- **WHAT THE TASK ASKS**:
Please pull out every line that includes the string "Oddział".

(Extracted records)
^^^^
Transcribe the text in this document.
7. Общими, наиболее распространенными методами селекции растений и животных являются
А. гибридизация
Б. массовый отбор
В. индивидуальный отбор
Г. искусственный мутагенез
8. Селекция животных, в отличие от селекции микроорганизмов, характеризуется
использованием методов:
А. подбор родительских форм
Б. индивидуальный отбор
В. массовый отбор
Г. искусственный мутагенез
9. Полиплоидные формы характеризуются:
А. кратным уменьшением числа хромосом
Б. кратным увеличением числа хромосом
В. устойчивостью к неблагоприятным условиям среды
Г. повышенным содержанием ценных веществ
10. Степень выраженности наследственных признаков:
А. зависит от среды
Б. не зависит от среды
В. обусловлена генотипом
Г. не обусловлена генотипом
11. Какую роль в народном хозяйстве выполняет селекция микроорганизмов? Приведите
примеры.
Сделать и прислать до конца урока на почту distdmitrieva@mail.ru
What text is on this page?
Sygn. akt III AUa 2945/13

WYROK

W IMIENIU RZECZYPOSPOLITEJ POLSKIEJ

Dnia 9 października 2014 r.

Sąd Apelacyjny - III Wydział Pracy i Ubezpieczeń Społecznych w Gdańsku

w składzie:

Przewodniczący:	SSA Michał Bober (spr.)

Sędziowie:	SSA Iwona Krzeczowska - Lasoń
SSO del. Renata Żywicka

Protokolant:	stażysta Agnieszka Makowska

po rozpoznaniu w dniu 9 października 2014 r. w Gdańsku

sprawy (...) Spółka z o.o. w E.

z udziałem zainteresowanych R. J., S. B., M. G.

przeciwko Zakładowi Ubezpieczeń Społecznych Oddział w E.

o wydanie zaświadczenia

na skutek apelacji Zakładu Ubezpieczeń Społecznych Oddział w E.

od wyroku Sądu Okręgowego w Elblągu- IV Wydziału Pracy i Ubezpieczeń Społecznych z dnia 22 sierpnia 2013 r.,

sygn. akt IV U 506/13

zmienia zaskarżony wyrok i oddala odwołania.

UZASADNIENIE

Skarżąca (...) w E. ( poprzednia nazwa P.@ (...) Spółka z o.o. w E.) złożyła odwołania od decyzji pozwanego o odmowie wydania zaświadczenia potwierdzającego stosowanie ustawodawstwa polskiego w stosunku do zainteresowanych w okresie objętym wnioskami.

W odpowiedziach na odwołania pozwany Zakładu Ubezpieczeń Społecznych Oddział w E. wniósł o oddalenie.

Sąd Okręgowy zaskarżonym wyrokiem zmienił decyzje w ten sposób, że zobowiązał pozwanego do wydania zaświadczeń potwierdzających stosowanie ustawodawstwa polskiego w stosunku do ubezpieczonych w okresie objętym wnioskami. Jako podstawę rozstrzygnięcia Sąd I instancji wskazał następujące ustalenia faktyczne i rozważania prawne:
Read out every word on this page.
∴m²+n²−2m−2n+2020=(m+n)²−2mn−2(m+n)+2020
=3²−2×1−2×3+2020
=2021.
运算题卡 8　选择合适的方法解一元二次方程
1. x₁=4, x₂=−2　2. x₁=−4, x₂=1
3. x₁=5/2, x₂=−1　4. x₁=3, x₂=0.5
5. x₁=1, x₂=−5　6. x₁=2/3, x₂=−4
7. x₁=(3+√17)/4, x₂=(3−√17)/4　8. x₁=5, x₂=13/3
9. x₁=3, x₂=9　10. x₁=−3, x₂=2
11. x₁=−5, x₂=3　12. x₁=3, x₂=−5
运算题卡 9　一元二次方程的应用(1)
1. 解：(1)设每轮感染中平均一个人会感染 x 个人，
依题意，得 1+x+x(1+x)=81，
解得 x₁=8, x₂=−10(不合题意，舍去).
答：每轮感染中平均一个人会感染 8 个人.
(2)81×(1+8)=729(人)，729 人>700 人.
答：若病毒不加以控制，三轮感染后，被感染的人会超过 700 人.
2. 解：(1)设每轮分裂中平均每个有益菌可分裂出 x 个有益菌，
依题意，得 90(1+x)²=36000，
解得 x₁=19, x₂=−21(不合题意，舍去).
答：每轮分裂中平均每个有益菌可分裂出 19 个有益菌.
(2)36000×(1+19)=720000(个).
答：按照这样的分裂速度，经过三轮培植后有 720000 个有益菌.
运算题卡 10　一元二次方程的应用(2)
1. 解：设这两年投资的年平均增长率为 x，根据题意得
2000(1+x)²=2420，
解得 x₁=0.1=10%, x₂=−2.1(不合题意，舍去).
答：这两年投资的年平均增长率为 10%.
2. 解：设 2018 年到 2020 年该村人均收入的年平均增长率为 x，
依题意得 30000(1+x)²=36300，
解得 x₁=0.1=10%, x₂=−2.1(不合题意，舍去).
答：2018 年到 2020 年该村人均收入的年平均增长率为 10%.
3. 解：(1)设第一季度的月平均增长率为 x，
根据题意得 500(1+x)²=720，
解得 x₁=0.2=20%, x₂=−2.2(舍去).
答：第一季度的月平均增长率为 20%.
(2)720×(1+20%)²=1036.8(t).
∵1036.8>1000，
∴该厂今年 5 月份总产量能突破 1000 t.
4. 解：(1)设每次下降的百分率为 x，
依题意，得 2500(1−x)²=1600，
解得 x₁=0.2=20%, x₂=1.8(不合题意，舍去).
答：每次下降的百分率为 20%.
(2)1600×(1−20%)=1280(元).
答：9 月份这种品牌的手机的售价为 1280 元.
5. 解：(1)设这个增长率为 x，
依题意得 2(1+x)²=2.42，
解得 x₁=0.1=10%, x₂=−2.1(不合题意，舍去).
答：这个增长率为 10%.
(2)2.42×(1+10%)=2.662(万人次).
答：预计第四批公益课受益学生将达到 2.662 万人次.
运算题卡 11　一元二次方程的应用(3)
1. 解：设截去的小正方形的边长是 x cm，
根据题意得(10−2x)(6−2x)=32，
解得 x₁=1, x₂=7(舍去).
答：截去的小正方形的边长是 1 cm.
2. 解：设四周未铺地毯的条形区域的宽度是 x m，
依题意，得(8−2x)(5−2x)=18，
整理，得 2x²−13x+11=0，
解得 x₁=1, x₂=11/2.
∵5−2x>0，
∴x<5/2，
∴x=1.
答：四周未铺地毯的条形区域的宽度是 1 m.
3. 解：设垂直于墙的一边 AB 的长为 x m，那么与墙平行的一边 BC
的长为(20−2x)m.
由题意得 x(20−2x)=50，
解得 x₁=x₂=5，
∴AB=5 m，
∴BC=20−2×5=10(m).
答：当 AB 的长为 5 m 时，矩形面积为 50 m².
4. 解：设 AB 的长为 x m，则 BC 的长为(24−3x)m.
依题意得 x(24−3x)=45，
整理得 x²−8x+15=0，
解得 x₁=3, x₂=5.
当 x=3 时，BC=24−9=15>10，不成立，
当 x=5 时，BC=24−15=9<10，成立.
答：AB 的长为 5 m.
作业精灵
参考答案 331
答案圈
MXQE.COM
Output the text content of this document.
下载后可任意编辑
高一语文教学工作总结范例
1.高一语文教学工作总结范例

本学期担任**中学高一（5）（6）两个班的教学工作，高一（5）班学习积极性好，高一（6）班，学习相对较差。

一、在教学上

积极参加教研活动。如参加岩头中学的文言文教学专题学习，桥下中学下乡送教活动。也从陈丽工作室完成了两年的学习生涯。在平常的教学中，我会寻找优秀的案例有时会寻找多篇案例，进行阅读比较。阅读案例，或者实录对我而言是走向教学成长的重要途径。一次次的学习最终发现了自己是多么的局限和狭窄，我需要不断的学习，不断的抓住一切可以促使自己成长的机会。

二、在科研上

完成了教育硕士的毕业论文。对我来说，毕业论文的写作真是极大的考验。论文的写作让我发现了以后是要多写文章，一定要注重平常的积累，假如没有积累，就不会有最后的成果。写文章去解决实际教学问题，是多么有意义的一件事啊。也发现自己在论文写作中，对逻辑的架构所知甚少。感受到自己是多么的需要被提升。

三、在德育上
^^^^
- **RESULT OF THE TASK**:
przeciwko Zakładowi Ubezpieczeń Społecznych Oddział w E.
na skutek apelacji Zakładu Ubezpieczeń Społecznych Oddział w E.
W odpowiedziach na odwołania pozwany Zakładu Ubezpieczeń Społecznych Oddział w E. wniósł o oddalenie.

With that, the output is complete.